* Passage shown
__________________________________________________

Both the terrain corrections within this work have been computed using a hybrid algorithm that exploits a combined Fast Fourier Transform–prisms approach, working in spherical approximation [19].

As for the colored noise $\nu $, it is generated by considering the following hypothesis:

- observation along the same flight line are correlated, while observations of different flight lines are supposed to be independent;
- the observation noise is zero mean and stationary, namely ${\mu}_{\nu}=0$ and ${C}_{\nu \nu}={C}_{\nu \nu}\left(d\right)$, where d is the distance between two points on the same flight line.

Basically, a theoretical noise covariance function ${C}_{\nu \nu}\left(d\right)$ is set by the user, and, for each flight line, an along track error sample is generated as:
where $\overline{C}$ is a matrix such that $\overline{C}{\overline{C}}^{T}={C}_{\nu \nu}$, here obtained by means of Cholensky decomposition, ${C}_{\nu \nu}$ is the covariance matrix between points $\mathbf{P}$, and $\mathit{\u03f5}$ is a vector containing uncorrelated samples from a normal distribution. A comment is required at this point, in fact while the first hypothesis is surely well verified when dealing with real acquisitions, the second one, namely the hypothesis to have ${\mu}_{\nu}=0$, can be considered questionable. It is in fact well known that the gravimeter observations are affected from biases and trends. However, we will suppose in the current work that the observations, biases, and trends (for sufficiently long paths, i.e., more than 80 km) can be proficiently repaired by exploiting information coming from satellite observations as shown in [15]. As a consequence, we are entitled to apply also this second approximation in the following. In this way, the simulated gravity disturbances are equivalent to an hypothetical filtered aerogravimetric signal that can be processed with a remove–compute–restore like procedure. The proposed processing scheme is shown in Figure 2 and outlined in the following paragraph.

$$\nu \left(\mathbf{P}\right)=\overline{C}\mathit{\u03f5},$$

Starting from our simulated filtered gravity disturbances along the aircraft trajectory, the first step to be performed is the so called remove. It consists of subtracting from the simulated signal $\delta {g}_{obs}$ the contribution of a global gravity model for the low frequencies $\delta {g}_{GGM}\left(0,{L}_{cut}\right)$ and of a global model of the gravitational effect of the topography for the medium-high frequencies $\delta {g}_{GGMT}\left({L}_{cut},{L}_{max}\right)$. The former, i.e., $\delta {g}_{GGM}\left(0,{L}_{cut}\right)$, is obtained from a chosen GGM with a spherical harmonic synthesis up to a certain intermediate degree ${L}_{cut}$ (e.g., here set to 360). The latter, namely $\delta {g}_{GGMT}\left({L}_{cut},{L}_{max}\right)$, instead is derived from a spherical harmonic synthesis of a global model of terrain effect from ${L}_{cut}$ to the maximum degree of the model ${L}_{max}$. After this phase, the reduced observations, which are basically $\delta {g}_{GGM}\left({L}_{cut},{L}_{max}\right)-\delta {g}_{GGMT}\left({L}_{cut},{L}_{max}\right)+\delta {g}_{RTC}+\nu $, are characterized by a zero mean, a smaller amplitude and short spatial correlation with respect to the original signal.

__________________________________________________

* Data excerpts
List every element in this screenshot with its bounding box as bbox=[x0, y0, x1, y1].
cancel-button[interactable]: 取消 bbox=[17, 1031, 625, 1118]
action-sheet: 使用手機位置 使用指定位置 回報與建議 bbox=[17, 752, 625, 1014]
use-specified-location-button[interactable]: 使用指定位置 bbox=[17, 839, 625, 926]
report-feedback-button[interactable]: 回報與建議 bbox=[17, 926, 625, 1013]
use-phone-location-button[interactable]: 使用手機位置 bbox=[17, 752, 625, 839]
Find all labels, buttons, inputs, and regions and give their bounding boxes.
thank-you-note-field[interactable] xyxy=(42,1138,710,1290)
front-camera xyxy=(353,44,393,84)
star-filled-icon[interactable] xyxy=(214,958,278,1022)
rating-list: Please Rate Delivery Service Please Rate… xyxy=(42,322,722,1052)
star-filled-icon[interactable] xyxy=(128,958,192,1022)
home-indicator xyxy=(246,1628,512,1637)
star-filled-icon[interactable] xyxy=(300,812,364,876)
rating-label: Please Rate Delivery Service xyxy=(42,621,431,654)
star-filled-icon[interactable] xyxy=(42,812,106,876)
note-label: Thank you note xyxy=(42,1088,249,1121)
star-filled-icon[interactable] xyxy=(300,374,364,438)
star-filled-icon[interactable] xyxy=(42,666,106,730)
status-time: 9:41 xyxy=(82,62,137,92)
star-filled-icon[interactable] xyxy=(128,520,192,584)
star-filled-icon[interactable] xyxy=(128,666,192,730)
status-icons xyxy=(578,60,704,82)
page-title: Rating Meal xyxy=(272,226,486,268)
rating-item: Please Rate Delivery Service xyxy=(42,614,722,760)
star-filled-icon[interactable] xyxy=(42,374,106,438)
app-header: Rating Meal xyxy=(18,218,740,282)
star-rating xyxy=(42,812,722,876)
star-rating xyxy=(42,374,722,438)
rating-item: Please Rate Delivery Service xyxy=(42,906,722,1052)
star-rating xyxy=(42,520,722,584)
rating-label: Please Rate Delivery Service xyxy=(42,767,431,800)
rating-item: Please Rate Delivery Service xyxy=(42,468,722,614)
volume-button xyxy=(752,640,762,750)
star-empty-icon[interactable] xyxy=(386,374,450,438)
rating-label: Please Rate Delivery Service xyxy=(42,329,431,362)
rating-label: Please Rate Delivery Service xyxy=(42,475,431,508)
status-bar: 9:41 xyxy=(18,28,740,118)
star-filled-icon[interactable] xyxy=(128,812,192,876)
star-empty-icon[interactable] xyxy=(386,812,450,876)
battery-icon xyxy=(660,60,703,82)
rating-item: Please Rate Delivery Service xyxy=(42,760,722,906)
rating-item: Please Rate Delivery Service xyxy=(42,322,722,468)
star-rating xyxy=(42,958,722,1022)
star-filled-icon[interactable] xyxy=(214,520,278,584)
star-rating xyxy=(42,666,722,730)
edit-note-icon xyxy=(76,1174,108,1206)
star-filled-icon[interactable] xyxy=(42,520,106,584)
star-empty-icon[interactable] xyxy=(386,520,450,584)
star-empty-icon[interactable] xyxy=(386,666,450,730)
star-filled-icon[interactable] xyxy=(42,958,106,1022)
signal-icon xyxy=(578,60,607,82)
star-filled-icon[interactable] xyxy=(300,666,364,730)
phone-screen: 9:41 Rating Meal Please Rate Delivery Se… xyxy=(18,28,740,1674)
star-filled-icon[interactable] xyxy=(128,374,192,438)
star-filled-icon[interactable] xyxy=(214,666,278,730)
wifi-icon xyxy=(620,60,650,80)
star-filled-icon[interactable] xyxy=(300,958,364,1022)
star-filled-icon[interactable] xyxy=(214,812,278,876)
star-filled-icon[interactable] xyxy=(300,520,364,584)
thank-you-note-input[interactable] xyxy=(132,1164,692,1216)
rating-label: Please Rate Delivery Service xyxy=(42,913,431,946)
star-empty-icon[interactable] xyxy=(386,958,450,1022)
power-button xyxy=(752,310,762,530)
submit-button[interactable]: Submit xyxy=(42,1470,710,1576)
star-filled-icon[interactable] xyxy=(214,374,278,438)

__________________________________________________

* Task objective
Reproduce the part of the gravity-survey passage starting at "Both the terrain" and ending at "spherical approximation [19].".

* Task output
Both the terrain corrections within this work have been computed using a hybrid algorithm that exploits a combined Fast Fourier Transform–prisms approach, working in spherical approximation [19].